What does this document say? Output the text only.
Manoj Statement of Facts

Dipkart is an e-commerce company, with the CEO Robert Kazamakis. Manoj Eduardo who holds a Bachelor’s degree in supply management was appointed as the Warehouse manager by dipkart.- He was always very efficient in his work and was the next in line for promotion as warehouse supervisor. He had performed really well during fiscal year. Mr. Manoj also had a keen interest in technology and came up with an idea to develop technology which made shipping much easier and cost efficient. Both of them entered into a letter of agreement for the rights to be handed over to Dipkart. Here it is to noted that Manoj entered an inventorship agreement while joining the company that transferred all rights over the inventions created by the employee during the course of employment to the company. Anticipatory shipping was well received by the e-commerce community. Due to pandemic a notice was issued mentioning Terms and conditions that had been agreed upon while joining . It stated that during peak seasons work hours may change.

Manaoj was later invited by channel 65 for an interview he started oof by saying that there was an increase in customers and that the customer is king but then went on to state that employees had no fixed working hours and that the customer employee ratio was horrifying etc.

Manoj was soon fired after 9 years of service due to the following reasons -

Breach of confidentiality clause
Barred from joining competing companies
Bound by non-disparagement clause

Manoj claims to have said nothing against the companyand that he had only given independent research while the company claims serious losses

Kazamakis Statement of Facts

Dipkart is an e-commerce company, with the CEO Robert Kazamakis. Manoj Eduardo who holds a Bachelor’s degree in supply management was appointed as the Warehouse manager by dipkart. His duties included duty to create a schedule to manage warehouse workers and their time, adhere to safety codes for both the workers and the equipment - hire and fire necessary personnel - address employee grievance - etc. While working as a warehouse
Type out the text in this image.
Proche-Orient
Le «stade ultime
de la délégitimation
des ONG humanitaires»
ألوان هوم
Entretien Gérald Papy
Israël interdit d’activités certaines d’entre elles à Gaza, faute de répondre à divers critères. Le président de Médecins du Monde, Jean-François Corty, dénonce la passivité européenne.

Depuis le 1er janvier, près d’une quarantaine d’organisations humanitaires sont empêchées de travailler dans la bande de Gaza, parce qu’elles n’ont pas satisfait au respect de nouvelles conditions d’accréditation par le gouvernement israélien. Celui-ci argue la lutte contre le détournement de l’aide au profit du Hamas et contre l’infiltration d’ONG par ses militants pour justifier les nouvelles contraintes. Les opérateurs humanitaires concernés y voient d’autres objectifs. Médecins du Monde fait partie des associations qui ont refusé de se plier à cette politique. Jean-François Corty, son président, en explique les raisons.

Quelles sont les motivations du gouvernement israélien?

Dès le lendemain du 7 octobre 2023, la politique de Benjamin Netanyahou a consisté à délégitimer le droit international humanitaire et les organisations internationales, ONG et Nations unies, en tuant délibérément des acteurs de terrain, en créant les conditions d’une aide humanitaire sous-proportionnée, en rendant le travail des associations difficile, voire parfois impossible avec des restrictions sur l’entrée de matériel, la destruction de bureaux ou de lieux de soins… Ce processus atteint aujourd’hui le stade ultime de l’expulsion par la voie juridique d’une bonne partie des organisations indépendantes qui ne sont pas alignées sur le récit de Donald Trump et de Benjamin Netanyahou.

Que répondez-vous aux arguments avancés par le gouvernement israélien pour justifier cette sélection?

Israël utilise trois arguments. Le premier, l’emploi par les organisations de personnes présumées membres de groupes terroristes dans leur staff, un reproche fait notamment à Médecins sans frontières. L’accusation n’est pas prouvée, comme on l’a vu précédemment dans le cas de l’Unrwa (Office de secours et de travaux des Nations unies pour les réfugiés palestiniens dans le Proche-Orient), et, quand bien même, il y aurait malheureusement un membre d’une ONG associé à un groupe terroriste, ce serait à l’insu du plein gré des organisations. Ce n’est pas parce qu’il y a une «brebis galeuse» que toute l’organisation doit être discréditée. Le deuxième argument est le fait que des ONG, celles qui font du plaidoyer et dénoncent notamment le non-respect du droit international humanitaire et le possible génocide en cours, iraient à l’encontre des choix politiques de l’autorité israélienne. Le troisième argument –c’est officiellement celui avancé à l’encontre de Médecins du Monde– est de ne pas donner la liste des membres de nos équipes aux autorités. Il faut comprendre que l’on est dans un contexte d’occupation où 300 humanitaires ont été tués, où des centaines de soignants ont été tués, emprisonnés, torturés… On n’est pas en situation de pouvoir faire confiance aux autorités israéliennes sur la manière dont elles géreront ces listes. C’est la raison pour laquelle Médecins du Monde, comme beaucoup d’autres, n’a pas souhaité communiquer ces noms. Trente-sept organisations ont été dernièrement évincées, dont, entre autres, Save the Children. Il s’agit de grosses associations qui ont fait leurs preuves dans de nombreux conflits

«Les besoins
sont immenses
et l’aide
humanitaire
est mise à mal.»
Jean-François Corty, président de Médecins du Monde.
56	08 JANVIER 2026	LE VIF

+++

▶ [Exercise requirements] Which lines above contain the word "Statement"? Copy each of them.

▶ [Expected answer]
Manoj Statement of Facts
Kazamakis Statement of Facts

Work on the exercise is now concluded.